● YOUR TASK
Say how many lines contain the string "different". Give no other output.
•••••
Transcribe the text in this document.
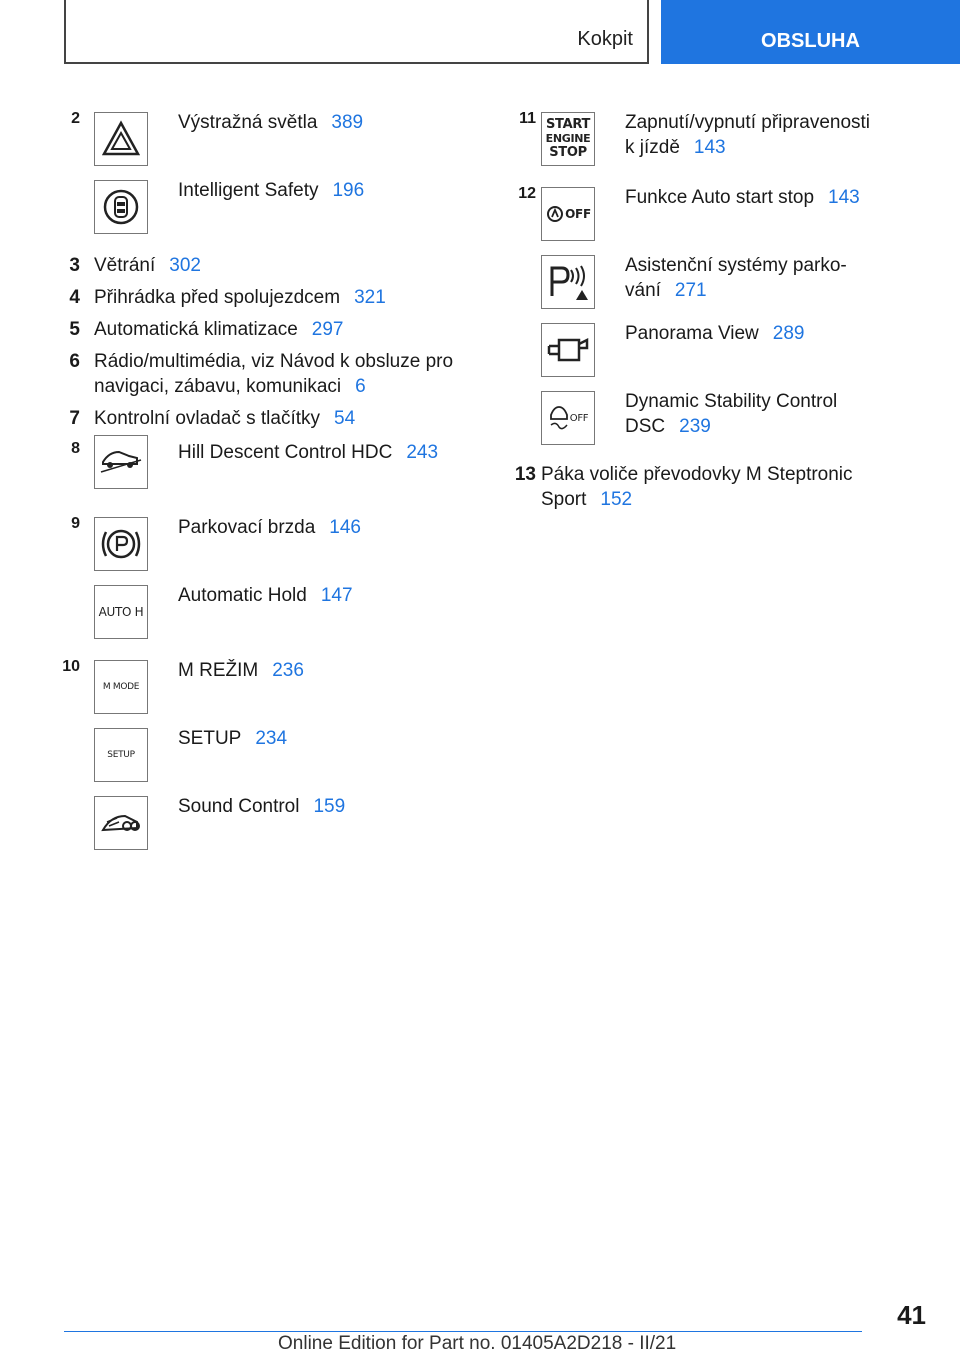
Kokpit	OBSLUHA
2	Výstražná světla 389
Intelligent Safety 196
3 Větrání 302
4 Přihrádka před spolujezdcem 321
5 Automatická klimatizace 297
6 Rádio/multimédia, viz Návod k obsluze pro
navigaci, zábavu, komunikaci 6
7 Kontrolní ovladač s tlačítky 54
8	Hill Descent Control HDC 243
9	Parkovací brzda 146
AUTO H
Automatic Hold 147
10
M MODE
M REŽIM 236
SETUP
SETUP 234
Sound Control 159
11 START
ENGINE
STOP
Zapnutí/vypnutí připravenosti
k jízdě 143
12
OFF
Funkce Auto start stop 143
Asistenční systémy parko-
vání 271
Panorama View 289
OFF
Dynamic Stability Control
DSC 239
13 Páka voliče převodovky M Steptronic
Sport 152
41
Online Edition for Part no. 01405A2D218 - II/21
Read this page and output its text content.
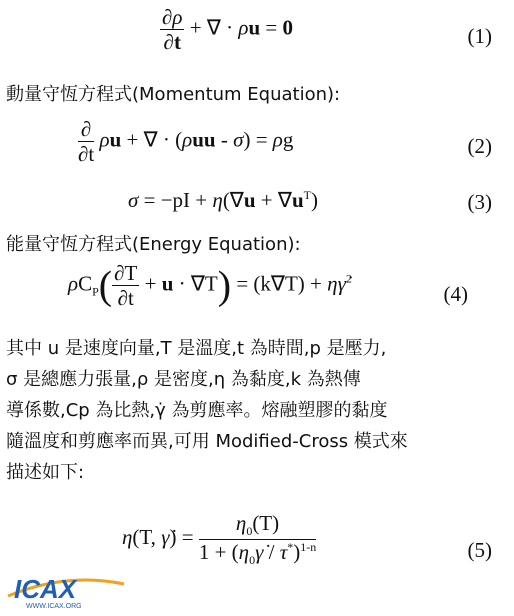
$\frac{\partial\rho}{\partial t}$ + ∇ · ρu = 0	(1)
動量守恆方程式(Momentum Equation):
$\frac{\partial}{\partial t}$ ρu + ∇ · (ρuu - σ) = ρg	(2)
$\sigma = -pI + \eta(\nabla u + \nabla u^T)$	(3)
能量守恆方程式(Energy Equation):
$\rho C_P( \frac{\partial T}{\partial t} + u \cdot \nabla T) = (k\nabla T)$ + ηγ̇$^2$
(4)
其中 u 是速度向量,T 是溫度,t 為時間,p 是壓力,
σ 是總應力張量,ρ 是密度,η 為黏度,k 為熱傳
導係數,Cp 為比熱,γ̇ 為剪應率。熔融塑膠的黏度
隨溫度和剪應率而異,可用 Modified-Cross 模式來
描述如下:
η(T, γ̇) = $\frac{\eta_0(T)}{1 + (\eta_0\gammȧ / \tau^*)^{1-n}}$	(5)
ICAX
WWW.ICAX.ORG
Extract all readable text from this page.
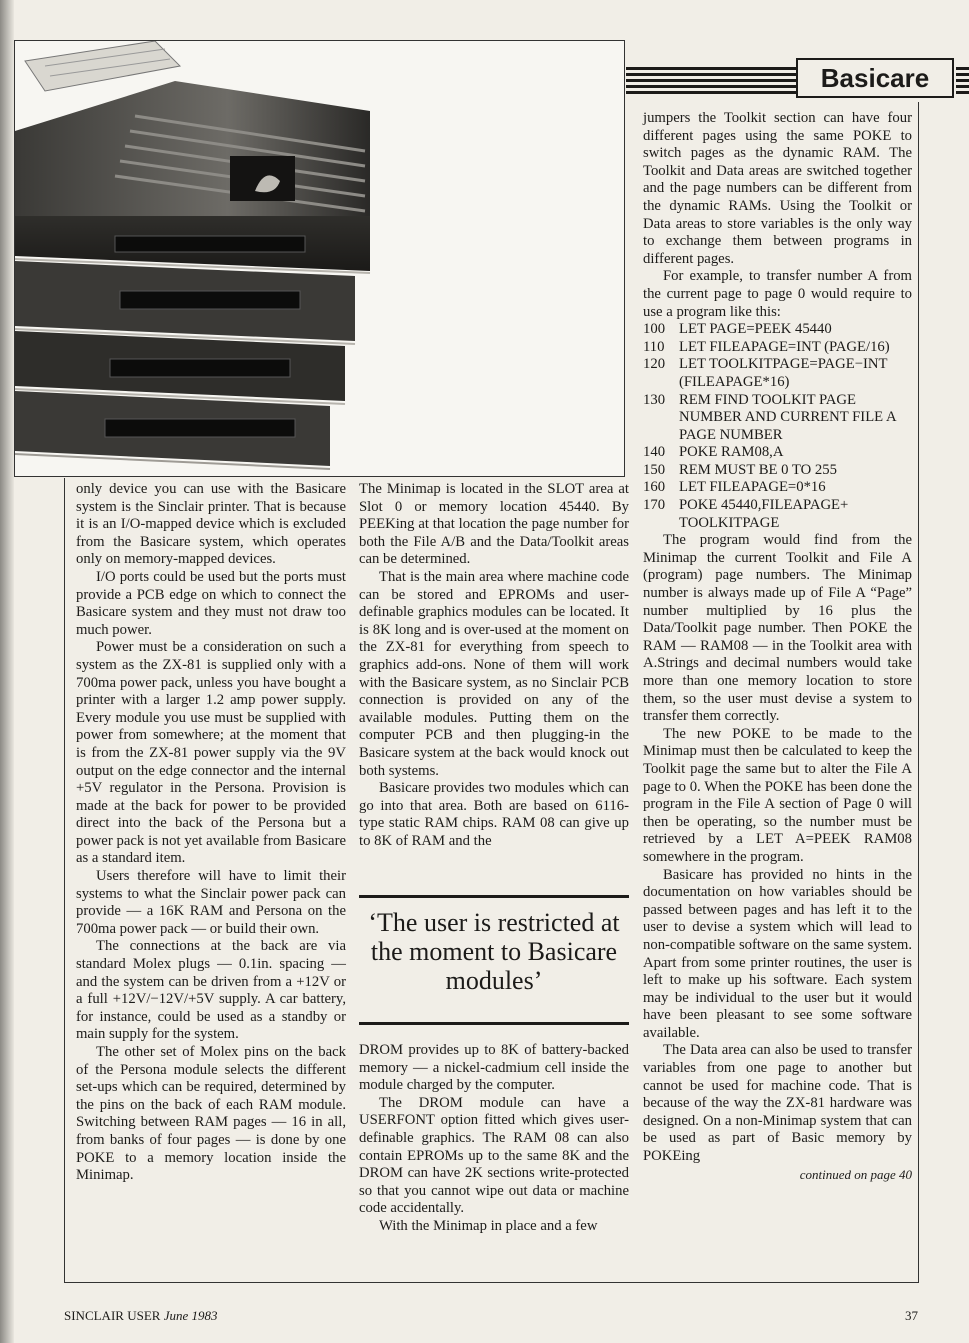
Basicare

only device you can use with the Basicare system is the Sinclair printer. That is because it is an I/O-mapped device which is excluded from the Basicare system, which operates only on memory-mapped devices.

I/O ports could be used but the ports must provide a PCB edge on which to connect the Basicare system and they must not draw too much power.

Power must be a consideration on such a system as the ZX-81 is supplied only with a 700ma power pack, unless you have bought a printer with a larger 1.2 amp power supply. Every module you use must be supplied with power from somewhere; at the moment that is from the ZX-81 power supply via the 9V output on the edge connector and the internal +5V regulator in the Persona. Provision is made at the back for power to be provided direct into the back of the Persona but a power pack is not yet available from Basicare as a standard item.

Users therefore will have to limit their systems to what the Sinclair power pack can provide — a 16K RAM and Persona on the 700ma power pack — or build their own.

The connections at the back are via standard Molex plugs — 0.1in. spacing — and the system can be driven from a +12V or a full +12V/−12V/+5V supply. A car battery, for instance, could be used as a standby or main supply for the system.

The other set of Molex pins on the back of the Persona module selects the different set-ups which can be required, determined by the pins on the back of each RAM module. Switching between RAM pages — 16 in all, from banks of four pages — is done by one POKE to a memory location inside the Minimap.

The Minimap is located in the SLOT area at Slot 0 or memory location 45440. By PEEKing at that location the page number for both the File A/B and the Data/Toolkit areas can be determined.

That is the main area where machine code can be stored and EPROMs and user-definable graphics modules can be located. It is 8K long and is over-used at the moment on the ZX-81 for everything from speech to graphics add-ons. None of them will work with the Basicare system, as no Sinclair PCB connection is provided on any of the available modules. Putting them on the computer PCB and then plugging-in the Basicare system at the back would knock out both systems.

Basicare provides two modules which can go into that area. Both are based on 6116-type static RAM chips. RAM 08 can give up to 8K of RAM and the

‘The user is restricted at the moment to Basicare modules’

DROM provides up to 8K of battery-backed memory — a nickel-cadmium cell inside the module charged by the computer.

The DROM module can have a USERFONT option fitted which gives user-definable graphics. The RAM 08 can also contain EPROMs up to the same 8K and the DROM can have 2K sections write-protected so that you cannot wipe out data or machine code accidentally.

With the Minimap in place and a few

jumpers the Toolkit section can have four different pages using the same POKE to switch pages as the dynamic RAM. The Toolkit and Data areas are switched together and the page numbers can be different from the dynamic RAMs. Using the Toolkit or Data areas to store variables is the only way to exchange them between programs in different pages.

For example, to transfer number A from the current page to page 0 would require to use a program like this:

100 LET PAGE=PEEK 45440
110 LET FILEAPAGE=INT (PAGE/16)
120 LET TOOLKITPAGE=PAGE−INT (FILEAPAGE*16)
130 REM FIND TOOLKIT PAGE NUMBER AND CURRENT FILE A PAGE NUMBER
140 POKE RAM08,A
150 REM MUST BE 0 TO 255
160 LET FILEAPAGE=0*16
170 POKE 45440,FILEAPAGE+ TOOLKITPAGE

The program would find from the Minimap the current Toolkit and File A (program) page numbers. The Minimap number is always made up of File A “Page” number multiplied by 16 plus the Data/Toolkit page number. Then POKE the RAM — RAM08 — in the Toolkit area with A.Strings and decimal numbers would take more than one memory location to store them, so the user must devise a system to transfer them correctly.

The new POKE to be made to the Minimap must then be calculated to keep the Toolkit page the same but to alter the File A page to 0. When the POKE has been done the program in the File A section of Page 0 will then be operating, so the number must be retrieved by a LET A=PEEK RAM08 somewhere in the program.

Basicare has provided no hints in the documentation on how variables should be passed between pages and has left it to the user to devise a system which will lead to non-compatible software on the same system. Apart from some printer routines, the user is left to make up his software. Each system may be individual to the user but it would have been pleasant to see some software available.

The Data area can also be used to transfer variables from one page to another but cannot be used for machine code. That is because of the way the ZX-81 hardware was designed. On a non-Minimap system that can be used as part of Basic memory by POKEing

continued on page 40
SINCLAIR USER June 1983	37
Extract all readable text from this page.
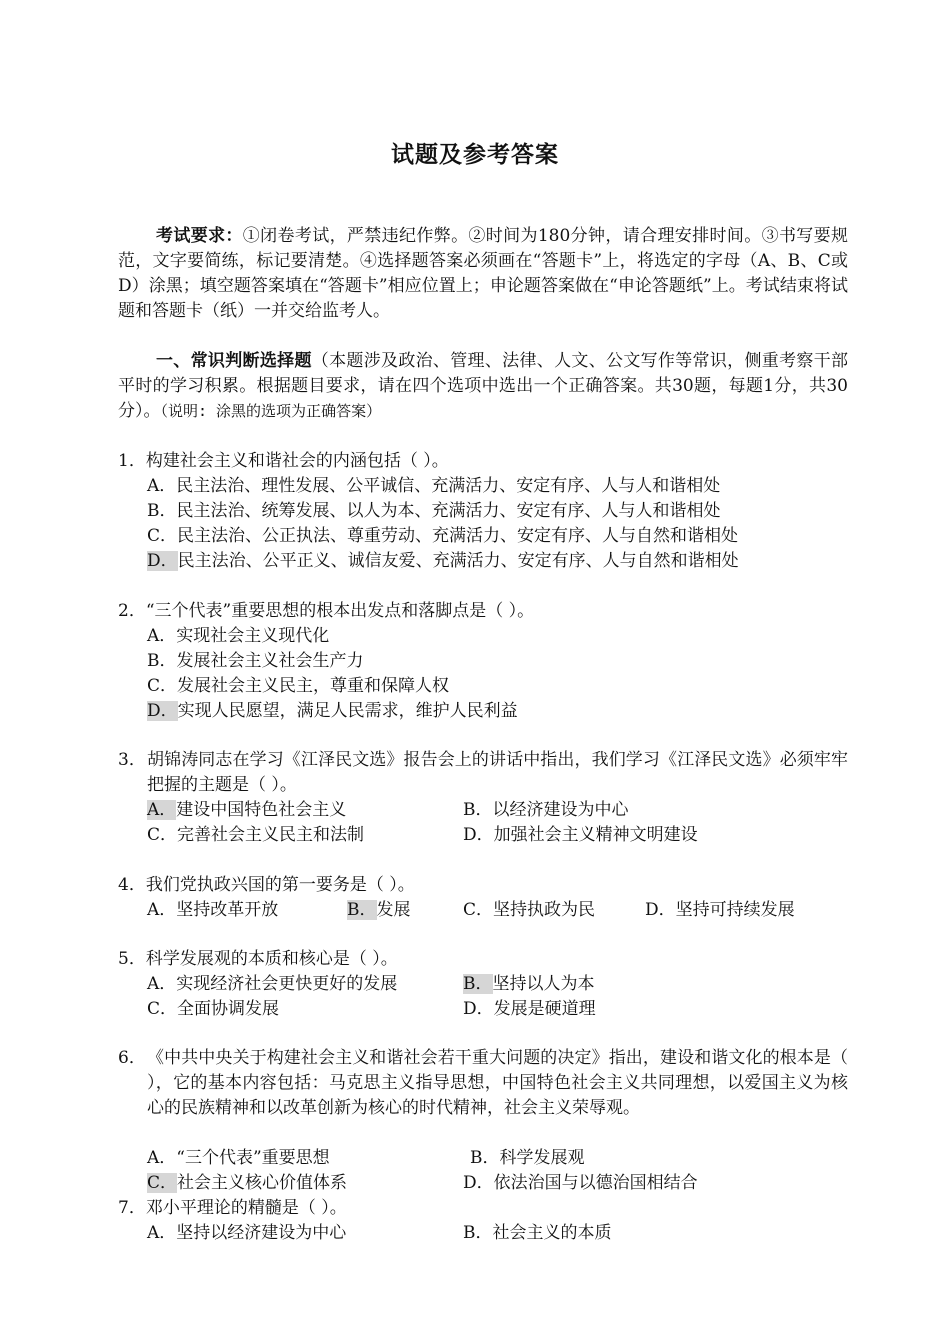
试题及参考答案
考试要求：①闭卷考试，严禁违纪作弊。②时间为180分钟，请合理安排时间。③书写要规范，文字要简练，标记要清楚。④选择题答案必须画在“答题卡”上，将选定的字母（A、B、C或 D）涂黑；填空题答案填在“答题卡”相应位置上；申论题答案做在“申论答题纸”上。考试结束将试题和答题卡（纸）一并交给监考人。
一、常识判断选择题（本题涉及政治、管理、法律、人文、公文写作等常识，侧重考察干部平时的学习积累。根据题目要求，请在四个选项中选出一个正确答案。共30题，每题1分，共30分）。（说明: 涂黑的选项为正确答案）
1．构建社会主义和谐社会的内涵包括（ ）。
A．民主法治、理性发展、公平诚信、充满活力、安定有序、人与人和谐相处
B．民主法治、统筹发展、以人为本、充满活力、安定有序、人与人和谐相处
C．民主法治、公正执法、尊重劳动、充满活力、安定有序、人与自然和谐相处
D．民主法治、公平正义、诚信友爱、充满活力、安定有序、人与自然和谐相处
2．“三个代表”重要思想的根本出发点和落脚点是（ ）。
A．实现社会主义现代化
B．发展社会主义社会生产力
C．发展社会主义民主，尊重和保障人权
D．实现人民愿望，满足人民需求，维护人民利益
3． 胡锦涛同志在学习《江泽民文选》报告会上的讲话中指出，我们学习《江泽民文选》必须牢牢把握的主题是（ ）。
A．建设中国特色社会主义	B．以经济建设为中心
C．完善社会主义民主和法制	D．加强社会主义精神文明建设
4．我们党执政兴国的第一要务是（ ）。
A．坚持改革开放	B．发展	C．坚持执政为民	D．坚持可持续发展
5．科学发展观的本质和核心是（ ）。
A．实现经济社会更快更好的发展	B．坚持以人为本
C．全面协调发展	D．发展是硬道理
6． 《中共中央关于构建社会主义和谐社会若干重大问题的决定》指出，建设和谐文化的根本是（ ），它的基本内容包括：马克思主义指导思想，中国特色社会主义共同理想，以爱国主义为核心的民族精神和以改革创新为核心的时代精神，社会主义荣辱观。
A．“三个代表”重要思想	B．科学发展观
C．社会主义核心价值体系	D．依法治国与以德治国相结合
7．邓小平理论的精髓是（ ）。
A．坚持以经济建设为中心	B．社会主义的本质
•••••
● SOLUTION BELOW
2